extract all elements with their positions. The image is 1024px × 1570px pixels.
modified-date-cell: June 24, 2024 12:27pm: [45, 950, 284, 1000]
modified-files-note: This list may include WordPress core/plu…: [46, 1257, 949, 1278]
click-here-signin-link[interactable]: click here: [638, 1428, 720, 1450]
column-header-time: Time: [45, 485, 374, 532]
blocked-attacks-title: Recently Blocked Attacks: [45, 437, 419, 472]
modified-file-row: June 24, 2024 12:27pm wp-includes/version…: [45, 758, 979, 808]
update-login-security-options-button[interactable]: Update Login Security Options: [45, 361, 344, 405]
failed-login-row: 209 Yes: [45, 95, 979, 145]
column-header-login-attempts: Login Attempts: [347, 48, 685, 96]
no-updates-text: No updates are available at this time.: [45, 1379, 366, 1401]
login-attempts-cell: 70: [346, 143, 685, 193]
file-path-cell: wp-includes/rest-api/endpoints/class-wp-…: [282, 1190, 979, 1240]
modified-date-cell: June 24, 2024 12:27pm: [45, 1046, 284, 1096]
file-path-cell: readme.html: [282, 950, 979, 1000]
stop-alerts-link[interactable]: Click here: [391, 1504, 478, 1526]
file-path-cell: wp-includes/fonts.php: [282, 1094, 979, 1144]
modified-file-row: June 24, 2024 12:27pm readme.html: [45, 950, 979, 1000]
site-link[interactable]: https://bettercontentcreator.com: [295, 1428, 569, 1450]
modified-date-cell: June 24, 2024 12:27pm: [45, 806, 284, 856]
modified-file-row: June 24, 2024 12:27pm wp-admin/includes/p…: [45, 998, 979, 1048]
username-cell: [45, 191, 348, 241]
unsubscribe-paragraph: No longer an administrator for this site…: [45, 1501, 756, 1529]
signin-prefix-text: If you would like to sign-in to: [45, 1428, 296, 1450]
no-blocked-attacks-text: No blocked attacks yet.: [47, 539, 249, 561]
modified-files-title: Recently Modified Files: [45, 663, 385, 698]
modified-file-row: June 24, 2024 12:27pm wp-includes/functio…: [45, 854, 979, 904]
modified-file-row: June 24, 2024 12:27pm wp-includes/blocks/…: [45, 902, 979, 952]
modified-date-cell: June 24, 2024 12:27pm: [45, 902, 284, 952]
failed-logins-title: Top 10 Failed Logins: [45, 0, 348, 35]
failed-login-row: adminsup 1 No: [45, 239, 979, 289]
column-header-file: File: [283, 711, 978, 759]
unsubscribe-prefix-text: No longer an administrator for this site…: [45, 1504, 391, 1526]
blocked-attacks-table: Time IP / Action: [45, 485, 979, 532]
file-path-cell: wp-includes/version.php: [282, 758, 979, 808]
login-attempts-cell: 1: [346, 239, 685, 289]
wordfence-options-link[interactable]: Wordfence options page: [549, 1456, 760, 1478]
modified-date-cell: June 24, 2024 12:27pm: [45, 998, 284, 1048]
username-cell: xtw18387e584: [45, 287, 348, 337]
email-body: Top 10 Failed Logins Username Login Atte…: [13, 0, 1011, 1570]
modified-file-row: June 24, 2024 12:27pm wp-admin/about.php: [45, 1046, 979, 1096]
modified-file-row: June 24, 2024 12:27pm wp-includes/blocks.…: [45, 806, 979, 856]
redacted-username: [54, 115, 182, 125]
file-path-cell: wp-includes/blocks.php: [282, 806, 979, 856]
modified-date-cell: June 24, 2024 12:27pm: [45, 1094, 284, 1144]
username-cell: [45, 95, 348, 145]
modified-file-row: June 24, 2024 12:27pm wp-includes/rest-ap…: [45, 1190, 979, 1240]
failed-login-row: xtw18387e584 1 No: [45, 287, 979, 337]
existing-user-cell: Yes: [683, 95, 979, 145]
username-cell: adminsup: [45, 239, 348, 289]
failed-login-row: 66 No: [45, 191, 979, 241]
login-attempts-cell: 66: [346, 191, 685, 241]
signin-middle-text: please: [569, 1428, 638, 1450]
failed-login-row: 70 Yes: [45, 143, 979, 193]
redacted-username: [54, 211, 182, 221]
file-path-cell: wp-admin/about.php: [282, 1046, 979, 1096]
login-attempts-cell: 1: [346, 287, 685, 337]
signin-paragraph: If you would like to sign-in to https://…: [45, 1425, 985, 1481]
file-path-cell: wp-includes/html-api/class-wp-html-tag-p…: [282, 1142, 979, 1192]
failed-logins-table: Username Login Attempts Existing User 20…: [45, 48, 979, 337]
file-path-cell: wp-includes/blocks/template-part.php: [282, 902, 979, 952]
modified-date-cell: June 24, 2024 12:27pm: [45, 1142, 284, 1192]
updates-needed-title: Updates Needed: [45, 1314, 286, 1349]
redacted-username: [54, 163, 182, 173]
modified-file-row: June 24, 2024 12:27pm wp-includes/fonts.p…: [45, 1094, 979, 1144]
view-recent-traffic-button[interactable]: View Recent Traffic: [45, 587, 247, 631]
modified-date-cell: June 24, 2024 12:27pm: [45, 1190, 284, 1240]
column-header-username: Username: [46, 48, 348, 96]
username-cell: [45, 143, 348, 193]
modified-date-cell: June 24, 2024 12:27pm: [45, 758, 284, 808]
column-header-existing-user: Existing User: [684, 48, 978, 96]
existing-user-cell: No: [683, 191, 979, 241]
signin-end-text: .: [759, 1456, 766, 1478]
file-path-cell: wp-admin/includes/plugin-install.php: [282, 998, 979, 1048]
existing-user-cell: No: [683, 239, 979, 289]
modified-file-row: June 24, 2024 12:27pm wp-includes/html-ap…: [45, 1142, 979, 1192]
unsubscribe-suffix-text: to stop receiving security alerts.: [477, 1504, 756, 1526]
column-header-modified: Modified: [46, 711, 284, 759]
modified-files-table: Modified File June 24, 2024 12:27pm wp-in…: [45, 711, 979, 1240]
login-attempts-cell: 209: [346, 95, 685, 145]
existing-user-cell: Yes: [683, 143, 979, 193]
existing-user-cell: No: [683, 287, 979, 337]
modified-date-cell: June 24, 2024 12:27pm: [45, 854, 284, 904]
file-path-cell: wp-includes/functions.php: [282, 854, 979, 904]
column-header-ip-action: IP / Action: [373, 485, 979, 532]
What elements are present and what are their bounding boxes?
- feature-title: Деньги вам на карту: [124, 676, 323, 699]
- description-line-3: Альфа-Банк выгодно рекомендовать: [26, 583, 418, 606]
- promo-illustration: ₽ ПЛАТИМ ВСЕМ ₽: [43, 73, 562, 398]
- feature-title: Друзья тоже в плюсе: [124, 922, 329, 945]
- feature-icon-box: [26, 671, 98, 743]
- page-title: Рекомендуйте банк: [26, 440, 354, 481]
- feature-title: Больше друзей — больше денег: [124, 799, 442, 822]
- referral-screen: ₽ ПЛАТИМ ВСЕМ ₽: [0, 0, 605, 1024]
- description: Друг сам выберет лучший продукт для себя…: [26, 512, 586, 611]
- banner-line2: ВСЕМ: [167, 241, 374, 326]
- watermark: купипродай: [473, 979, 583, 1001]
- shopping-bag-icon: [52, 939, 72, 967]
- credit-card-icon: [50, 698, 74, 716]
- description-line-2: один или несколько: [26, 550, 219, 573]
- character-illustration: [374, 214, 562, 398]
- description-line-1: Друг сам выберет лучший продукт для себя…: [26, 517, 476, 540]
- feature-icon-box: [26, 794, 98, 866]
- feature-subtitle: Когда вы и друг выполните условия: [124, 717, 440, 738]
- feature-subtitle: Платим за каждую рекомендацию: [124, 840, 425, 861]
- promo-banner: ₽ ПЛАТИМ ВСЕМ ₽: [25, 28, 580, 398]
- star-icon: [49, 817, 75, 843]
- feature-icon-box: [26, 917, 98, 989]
****
Reproduce every line of the listing above, character for character.

extract all elements with their positions. The image is 1024px × 1570px pixels.
modified-date-cell: June 24, 2024 12:27pm: [45, 950, 284, 1000]
modified-files-note: This list may include WordPress core/plu…: [46, 1257, 949, 1278]
click-here-signin-link[interactable]: click here: [638, 1428, 720, 1450]
column-header-time: Time: [45, 485, 374, 532]
blocked-attacks-title: Recently Blocked Attacks: [45, 437, 419, 472]
modified-file-row: June 24, 2024 12:27pm wp-includes/version…: [45, 758, 979, 808]
update-login-security-options-button[interactable]: Update Login Security Options: [45, 361, 344, 405]
failed-login-row: 209 Yes: [45, 95, 979, 145]
column-header-login-attempts: Login Attempts: [347, 48, 685, 96]
no-updates-text: No updates are available at this time.: [45, 1379, 366, 1401]
login-attempts-cell: 70: [346, 143, 685, 193]
file-path-cell: wp-includes/rest-api/endpoints/class-wp-…: [282, 1190, 979, 1240]
modified-date-cell: June 24, 2024 12:27pm: [45, 1046, 284, 1096]
file-path-cell: readme.html: [282, 950, 979, 1000]
stop-alerts-link[interactable]: Click here: [391, 1504, 478, 1526]
file-path-cell: wp-includes/fonts.php: [282, 1094, 979, 1144]
modified-file-row: June 24, 2024 12:27pm readme.html: [45, 950, 979, 1000]
site-link[interactable]: https://bettercontentcreator.com: [295, 1428, 569, 1450]
modified-date-cell: June 24, 2024 12:27pm: [45, 806, 284, 856]
modified-file-row: June 24, 2024 12:27pm wp-admin/includes/p…: [45, 998, 979, 1048]
username-cell: [45, 191, 348, 241]
unsubscribe-paragraph: No longer an administrator for this site…: [45, 1501, 756, 1529]
signin-prefix-text: If you would like to sign-in to: [45, 1428, 296, 1450]
no-blocked-attacks-text: No blocked attacks yet.: [47, 539, 249, 561]
modified-files-title: Recently Modified Files: [45, 663, 385, 698]
modified-file-row: June 24, 2024 12:27pm wp-includes/functio…: [45, 854, 979, 904]
modified-file-row: June 24, 2024 12:27pm wp-includes/blocks/…: [45, 902, 979, 952]
modified-date-cell: June 24, 2024 12:27pm: [45, 902, 284, 952]
failed-logins-title: Top 10 Failed Logins: [45, 0, 348, 35]
failed-login-row: adminsup 1 No: [45, 239, 979, 289]
column-header-file: File: [283, 711, 978, 759]
unsubscribe-prefix-text: No longer an administrator for this site…: [45, 1504, 391, 1526]
blocked-attacks-table: Time IP / Action: [45, 485, 979, 532]
file-path-cell: wp-includes/version.php: [282, 758, 979, 808]
login-attempts-cell: 1: [346, 239, 685, 289]
wordfence-options-link[interactable]: Wordfence options page: [549, 1456, 760, 1478]
modified-date-cell: June 24, 2024 12:27pm: [45, 998, 284, 1048]
username-cell: xtw18387e584: [45, 287, 348, 337]
email-body: Top 10 Failed Logins Username Login Atte…: [13, 0, 1011, 1570]
modified-file-row: June 24, 2024 12:27pm wp-admin/about.php: [45, 1046, 979, 1096]
modified-file-row: June 24, 2024 12:27pm wp-includes/blocks.…: [45, 806, 979, 856]
redacted-username: [54, 115, 182, 125]
file-path-cell: wp-includes/blocks.php: [282, 806, 979, 856]
modified-date-cell: June 24, 2024 12:27pm: [45, 1094, 284, 1144]
username-cell: [45, 95, 348, 145]
modified-file-row: June 24, 2024 12:27pm wp-includes/rest-ap…: [45, 1190, 979, 1240]
failed-login-row: xtw18387e584 1 No: [45, 287, 979, 337]
existing-user-cell: Yes: [683, 95, 979, 145]
username-cell: adminsup: [45, 239, 348, 289]
failed-login-row: 66 No: [45, 191, 979, 241]
login-attempts-cell: 66: [346, 191, 685, 241]
signin-middle-text: please: [569, 1428, 638, 1450]
failed-login-row: 70 Yes: [45, 143, 979, 193]
redacted-username: [54, 211, 182, 221]
file-path-cell: wp-admin/about.php: [282, 1046, 979, 1096]
login-attempts-cell: 1: [346, 287, 685, 337]
signin-paragraph: If you would like to sign-in to https://…: [45, 1425, 985, 1481]
file-path-cell: wp-includes/html-api/class-wp-html-tag-p…: [282, 1142, 979, 1192]
failed-logins-table: Username Login Attempts Existing User 20…: [45, 48, 979, 337]
file-path-cell: wp-includes/blocks/template-part.php: [282, 902, 979, 952]
modified-date-cell: June 24, 2024 12:27pm: [45, 1142, 284, 1192]
updates-needed-title: Updates Needed: [45, 1314, 286, 1349]
redacted-username: [54, 163, 182, 173]
modified-file-row: June 24, 2024 12:27pm wp-includes/fonts.p…: [45, 1094, 979, 1144]
view-recent-traffic-button[interactable]: View Recent Traffic: [45, 587, 247, 631]
modified-date-cell: June 24, 2024 12:27pm: [45, 1190, 284, 1240]
column-header-username: Username: [46, 48, 348, 96]
username-cell: [45, 143, 348, 193]
modified-date-cell: June 24, 2024 12:27pm: [45, 758, 284, 808]
column-header-existing-user: Existing User: [684, 48, 978, 96]
existing-user-cell: No: [683, 191, 979, 241]
signin-end-text: .: [759, 1456, 766, 1478]
file-path-cell: wp-admin/includes/plugin-install.php: [282, 998, 979, 1048]
existing-user-cell: No: [683, 239, 979, 289]
modified-file-row: June 24, 2024 12:27pm wp-includes/html-ap…: [45, 1142, 979, 1192]
unsubscribe-suffix-text: to stop receiving security alerts.: [477, 1504, 756, 1526]
column-header-modified: Modified: [46, 711, 284, 759]
modified-files-table: Modified File June 24, 2024 12:27pm wp-in…: [45, 711, 979, 1240]
login-attempts-cell: 209: [346, 95, 685, 145]
existing-user-cell: Yes: [683, 143, 979, 193]
existing-user-cell: No: [683, 287, 979, 337]
modified-date-cell: June 24, 2024 12:27pm: [45, 854, 284, 904]
file-path-cell: wp-includes/functions.php: [282, 854, 979, 904]
column-header-ip-action: IP / Action: [373, 485, 979, 532]
What elements are present and what are their bounding boxes?
- feature-title: Деньги вам на карту: [124, 676, 323, 699]
- description-line-3: Альфа-Банк выгодно рекомендовать: [26, 583, 418, 606]
- promo-illustration: ₽ ПЛАТИМ ВСЕМ ₽: [43, 73, 562, 398]
- feature-title: Друзья тоже в плюсе: [124, 922, 329, 945]
- feature-icon-box: [26, 671, 98, 743]
- page-title: Рекомендуйте банк: [26, 440, 354, 481]
- feature-title: Больше друзей — больше денег: [124, 799, 442, 822]
- referral-screen: ₽ ПЛАТИМ ВСЕМ ₽: [0, 0, 605, 1024]
- description: Друг сам выберет лучший продукт для себя…: [26, 512, 586, 611]
- banner-line2: ВСЕМ: [167, 241, 374, 326]
- watermark: купипродай: [473, 979, 583, 1001]
- shopping-bag-icon: [52, 939, 72, 967]
- credit-card-icon: [50, 698, 74, 716]
- description-line-2: один или несколько: [26, 550, 219, 573]
- character-illustration: [374, 214, 562, 398]
- description-line-1: Друг сам выберет лучший продукт для себя…: [26, 517, 476, 540]
- feature-icon-box: [26, 794, 98, 866]
- feature-subtitle: Когда вы и друг выполните условия: [124, 717, 440, 738]
- feature-subtitle: Платим за каждую рекомендацию: [124, 840, 425, 861]
- promo-banner: ₽ ПЛАТИМ ВСЕМ ₽: [25, 28, 580, 398]
- star-icon: [49, 817, 75, 843]
- feature-icon-box: [26, 917, 98, 989]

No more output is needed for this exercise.